=== RAW DATA ===

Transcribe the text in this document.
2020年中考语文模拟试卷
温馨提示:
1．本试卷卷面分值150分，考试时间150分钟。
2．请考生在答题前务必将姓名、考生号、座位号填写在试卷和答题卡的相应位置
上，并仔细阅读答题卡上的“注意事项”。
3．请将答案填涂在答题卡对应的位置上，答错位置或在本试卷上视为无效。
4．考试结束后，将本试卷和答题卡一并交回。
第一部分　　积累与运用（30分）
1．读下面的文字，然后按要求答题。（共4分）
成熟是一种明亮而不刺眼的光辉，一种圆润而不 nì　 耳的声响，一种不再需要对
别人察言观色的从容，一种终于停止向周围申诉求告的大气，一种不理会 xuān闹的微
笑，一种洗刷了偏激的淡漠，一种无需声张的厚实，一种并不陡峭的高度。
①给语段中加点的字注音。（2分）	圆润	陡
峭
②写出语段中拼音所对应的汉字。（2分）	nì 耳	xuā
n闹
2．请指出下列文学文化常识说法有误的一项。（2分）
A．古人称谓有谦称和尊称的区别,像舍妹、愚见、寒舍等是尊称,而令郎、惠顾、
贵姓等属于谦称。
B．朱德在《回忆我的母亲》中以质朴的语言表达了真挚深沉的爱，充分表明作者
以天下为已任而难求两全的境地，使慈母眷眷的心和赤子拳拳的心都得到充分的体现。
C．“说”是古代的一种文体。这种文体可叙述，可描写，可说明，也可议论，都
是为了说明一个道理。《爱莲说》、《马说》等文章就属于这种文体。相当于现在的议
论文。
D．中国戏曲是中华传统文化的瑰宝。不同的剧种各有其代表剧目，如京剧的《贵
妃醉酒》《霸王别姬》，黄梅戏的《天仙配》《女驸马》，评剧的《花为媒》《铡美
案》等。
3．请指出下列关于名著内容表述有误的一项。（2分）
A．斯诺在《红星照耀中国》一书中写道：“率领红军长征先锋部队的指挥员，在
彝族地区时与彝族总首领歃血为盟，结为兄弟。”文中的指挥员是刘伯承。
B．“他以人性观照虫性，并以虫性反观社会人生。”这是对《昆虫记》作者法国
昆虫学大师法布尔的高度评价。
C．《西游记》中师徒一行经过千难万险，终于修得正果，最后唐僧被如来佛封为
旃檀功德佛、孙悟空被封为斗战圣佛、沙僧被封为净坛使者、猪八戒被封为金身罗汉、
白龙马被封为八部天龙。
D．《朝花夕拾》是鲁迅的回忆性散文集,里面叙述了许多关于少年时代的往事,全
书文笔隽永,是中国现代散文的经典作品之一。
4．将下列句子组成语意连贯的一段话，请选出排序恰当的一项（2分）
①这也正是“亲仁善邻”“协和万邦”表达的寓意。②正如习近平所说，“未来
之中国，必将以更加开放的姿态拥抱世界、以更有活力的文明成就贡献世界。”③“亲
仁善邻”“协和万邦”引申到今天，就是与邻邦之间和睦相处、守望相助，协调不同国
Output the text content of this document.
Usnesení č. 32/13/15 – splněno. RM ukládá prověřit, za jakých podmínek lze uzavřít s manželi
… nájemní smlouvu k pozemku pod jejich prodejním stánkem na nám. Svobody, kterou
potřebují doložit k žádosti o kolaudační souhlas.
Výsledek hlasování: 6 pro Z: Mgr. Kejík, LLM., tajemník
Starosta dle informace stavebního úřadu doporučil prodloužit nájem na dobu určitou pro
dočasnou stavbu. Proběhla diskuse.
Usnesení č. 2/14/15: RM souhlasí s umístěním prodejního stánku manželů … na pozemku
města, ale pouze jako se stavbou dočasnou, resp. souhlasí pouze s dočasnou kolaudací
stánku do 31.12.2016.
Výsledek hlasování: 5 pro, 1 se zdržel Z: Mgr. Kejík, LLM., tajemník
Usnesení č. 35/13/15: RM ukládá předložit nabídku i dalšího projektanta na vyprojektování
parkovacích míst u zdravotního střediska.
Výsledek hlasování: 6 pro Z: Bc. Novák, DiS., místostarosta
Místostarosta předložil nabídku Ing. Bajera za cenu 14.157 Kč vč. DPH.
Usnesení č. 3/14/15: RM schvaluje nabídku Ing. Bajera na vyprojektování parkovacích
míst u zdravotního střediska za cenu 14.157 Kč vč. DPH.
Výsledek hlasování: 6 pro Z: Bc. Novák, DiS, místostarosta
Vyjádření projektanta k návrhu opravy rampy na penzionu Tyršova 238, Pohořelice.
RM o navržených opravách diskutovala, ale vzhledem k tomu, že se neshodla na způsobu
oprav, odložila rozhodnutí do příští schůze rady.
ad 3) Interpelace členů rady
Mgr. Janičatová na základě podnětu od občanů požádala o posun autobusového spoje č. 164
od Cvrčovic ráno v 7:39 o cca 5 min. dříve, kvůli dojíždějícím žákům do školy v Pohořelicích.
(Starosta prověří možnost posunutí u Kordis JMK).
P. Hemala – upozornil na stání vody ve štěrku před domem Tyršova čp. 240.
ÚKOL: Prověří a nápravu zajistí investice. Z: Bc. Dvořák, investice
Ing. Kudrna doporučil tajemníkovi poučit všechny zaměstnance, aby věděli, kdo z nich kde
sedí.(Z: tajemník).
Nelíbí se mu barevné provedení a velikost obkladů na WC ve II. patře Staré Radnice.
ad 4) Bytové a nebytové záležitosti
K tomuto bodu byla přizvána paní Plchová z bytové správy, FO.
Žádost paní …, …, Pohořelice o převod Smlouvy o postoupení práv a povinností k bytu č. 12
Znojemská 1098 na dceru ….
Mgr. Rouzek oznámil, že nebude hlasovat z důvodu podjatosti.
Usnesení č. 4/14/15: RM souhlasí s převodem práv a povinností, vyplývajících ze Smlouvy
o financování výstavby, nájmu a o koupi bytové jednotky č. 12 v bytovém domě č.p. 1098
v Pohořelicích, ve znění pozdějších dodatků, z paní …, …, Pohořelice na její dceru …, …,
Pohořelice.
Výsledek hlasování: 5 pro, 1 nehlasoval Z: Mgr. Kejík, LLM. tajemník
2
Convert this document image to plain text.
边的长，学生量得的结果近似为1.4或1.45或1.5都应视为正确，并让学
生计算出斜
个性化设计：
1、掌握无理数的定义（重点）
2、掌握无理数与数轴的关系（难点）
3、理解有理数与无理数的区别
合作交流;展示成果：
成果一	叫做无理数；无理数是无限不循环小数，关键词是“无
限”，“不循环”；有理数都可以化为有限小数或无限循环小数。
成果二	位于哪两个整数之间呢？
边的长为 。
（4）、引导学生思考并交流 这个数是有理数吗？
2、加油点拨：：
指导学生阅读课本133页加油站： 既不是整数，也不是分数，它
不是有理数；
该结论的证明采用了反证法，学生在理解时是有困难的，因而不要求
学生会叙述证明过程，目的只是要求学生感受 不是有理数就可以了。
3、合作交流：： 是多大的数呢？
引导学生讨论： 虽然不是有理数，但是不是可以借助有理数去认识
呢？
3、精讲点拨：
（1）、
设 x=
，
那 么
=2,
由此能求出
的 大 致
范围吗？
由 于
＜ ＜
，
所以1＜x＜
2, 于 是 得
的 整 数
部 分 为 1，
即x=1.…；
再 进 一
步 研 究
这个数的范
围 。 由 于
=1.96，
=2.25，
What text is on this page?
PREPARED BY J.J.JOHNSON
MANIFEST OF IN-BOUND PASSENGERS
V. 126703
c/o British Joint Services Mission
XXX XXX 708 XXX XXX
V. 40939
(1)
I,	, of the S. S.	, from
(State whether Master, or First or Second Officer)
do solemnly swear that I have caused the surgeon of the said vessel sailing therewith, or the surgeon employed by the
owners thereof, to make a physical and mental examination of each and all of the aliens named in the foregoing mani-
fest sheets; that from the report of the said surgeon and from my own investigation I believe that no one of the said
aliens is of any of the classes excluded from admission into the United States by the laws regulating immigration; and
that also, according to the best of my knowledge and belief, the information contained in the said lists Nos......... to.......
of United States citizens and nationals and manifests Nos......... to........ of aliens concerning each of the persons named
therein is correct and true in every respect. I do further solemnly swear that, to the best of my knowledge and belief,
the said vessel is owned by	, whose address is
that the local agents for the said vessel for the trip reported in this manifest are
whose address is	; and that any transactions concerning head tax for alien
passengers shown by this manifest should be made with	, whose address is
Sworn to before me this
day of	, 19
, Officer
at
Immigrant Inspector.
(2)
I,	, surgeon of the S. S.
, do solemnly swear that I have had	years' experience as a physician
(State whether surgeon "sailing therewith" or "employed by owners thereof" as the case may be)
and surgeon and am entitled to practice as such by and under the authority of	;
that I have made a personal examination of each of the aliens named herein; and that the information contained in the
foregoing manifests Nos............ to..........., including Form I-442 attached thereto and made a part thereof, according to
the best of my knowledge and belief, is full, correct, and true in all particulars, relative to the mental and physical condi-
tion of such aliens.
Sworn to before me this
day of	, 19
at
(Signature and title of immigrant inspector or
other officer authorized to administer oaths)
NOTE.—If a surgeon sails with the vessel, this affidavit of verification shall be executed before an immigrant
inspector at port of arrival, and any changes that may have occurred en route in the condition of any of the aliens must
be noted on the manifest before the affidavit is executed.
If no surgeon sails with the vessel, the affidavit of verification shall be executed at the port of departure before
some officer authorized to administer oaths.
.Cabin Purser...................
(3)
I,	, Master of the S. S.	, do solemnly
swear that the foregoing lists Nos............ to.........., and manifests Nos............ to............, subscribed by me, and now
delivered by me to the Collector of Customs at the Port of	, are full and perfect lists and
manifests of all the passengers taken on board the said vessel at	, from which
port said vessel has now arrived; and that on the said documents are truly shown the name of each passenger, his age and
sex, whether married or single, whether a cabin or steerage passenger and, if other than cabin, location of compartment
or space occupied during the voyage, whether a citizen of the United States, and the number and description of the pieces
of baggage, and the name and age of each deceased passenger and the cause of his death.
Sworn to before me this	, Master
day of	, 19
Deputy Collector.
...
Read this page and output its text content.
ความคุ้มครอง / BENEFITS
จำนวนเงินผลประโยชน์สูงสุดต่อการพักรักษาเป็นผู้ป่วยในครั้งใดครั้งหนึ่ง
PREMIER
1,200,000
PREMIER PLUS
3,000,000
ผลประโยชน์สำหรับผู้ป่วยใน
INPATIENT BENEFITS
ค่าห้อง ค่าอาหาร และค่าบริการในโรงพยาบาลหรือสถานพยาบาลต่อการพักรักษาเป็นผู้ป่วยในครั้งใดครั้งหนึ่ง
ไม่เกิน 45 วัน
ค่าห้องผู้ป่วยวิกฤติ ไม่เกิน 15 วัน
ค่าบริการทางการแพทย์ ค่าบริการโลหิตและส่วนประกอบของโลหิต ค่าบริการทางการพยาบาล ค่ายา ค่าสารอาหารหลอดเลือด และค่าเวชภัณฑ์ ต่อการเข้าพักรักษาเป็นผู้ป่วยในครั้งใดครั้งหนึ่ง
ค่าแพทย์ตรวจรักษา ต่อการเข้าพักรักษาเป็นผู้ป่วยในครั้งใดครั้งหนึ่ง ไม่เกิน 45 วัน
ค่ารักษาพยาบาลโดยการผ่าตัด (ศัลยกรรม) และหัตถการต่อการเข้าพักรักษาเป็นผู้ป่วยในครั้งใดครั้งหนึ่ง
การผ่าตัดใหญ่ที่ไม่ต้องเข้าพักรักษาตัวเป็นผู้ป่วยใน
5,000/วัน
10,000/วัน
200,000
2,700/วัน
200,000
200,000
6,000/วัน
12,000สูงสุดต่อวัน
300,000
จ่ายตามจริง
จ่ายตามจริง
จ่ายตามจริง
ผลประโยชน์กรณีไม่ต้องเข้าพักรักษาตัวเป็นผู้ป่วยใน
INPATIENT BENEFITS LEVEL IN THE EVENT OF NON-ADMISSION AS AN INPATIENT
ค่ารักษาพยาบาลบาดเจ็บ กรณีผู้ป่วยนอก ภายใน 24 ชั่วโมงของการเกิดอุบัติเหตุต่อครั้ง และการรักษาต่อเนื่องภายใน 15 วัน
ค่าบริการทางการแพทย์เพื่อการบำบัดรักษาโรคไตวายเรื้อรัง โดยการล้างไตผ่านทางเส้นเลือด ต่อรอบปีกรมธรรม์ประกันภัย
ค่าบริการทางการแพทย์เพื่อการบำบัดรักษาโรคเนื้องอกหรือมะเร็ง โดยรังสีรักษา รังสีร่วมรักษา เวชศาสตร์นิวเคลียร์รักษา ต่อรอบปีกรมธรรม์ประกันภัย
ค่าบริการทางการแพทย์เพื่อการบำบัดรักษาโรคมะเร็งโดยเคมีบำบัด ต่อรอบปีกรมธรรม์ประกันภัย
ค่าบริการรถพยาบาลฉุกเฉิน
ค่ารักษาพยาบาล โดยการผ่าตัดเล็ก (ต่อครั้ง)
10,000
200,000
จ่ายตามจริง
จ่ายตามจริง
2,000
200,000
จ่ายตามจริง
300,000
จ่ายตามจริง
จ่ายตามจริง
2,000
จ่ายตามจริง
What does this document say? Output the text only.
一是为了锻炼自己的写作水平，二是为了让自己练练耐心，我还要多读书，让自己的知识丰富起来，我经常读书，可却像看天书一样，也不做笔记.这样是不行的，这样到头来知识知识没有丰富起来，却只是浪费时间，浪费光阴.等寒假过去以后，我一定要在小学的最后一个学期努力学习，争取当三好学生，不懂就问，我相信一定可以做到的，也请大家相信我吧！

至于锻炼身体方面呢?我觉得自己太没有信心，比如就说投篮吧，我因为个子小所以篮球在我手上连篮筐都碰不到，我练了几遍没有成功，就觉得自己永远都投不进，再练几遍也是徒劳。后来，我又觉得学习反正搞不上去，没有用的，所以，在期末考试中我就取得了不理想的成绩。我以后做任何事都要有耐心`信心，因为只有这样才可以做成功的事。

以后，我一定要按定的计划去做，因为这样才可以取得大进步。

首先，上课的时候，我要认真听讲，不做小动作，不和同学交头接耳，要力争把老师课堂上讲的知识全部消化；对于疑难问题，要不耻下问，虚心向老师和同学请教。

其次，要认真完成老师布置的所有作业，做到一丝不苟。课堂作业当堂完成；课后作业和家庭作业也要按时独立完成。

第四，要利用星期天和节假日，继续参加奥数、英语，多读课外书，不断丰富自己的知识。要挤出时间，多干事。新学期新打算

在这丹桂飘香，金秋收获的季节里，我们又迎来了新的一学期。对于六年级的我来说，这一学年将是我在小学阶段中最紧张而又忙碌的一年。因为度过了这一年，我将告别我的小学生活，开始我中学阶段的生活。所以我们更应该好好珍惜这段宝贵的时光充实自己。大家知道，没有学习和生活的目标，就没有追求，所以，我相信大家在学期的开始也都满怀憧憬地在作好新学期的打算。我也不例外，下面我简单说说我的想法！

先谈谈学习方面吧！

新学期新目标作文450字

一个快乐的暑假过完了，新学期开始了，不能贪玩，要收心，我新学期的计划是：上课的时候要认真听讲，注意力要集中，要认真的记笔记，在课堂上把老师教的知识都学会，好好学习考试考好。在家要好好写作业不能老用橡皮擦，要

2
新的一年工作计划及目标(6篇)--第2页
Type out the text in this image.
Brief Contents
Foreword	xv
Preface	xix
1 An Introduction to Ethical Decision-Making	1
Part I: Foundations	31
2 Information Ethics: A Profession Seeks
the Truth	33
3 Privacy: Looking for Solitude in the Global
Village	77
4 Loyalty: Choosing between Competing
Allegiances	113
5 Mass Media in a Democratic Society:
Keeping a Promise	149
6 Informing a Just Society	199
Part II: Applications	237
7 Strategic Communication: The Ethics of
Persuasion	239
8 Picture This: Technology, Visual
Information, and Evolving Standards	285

===

Copy every line of the listing that includes the string "กรมธรรม".

| TASK SOLUTION |
ค่าบริการทางการแพทย์เพื่อการบำบัดรักษาโรคไตวายเรื้อรัง โดยการล้างไตผ่านทางเส้นเลือด ต่อรอบปีกรมธรรม์ประกันภัย
ค่าบริการทางการแพทย์เพื่อการบำบัดรักษาโรคเนื้องอกหรือมะเร็ง โดยรังสีรักษา รังสีร่วมรักษา เวชศาสตร์นิวเคลียร์รักษา ต่อรอบปีกรมธรรม์ประกันภัย
ค่าบริการทางการแพทย์เพื่อการบำบัดรักษาโรคมะเร็งโดยเคมีบำบัด ต่อรอบปีกรมธรรม์ประกันภัย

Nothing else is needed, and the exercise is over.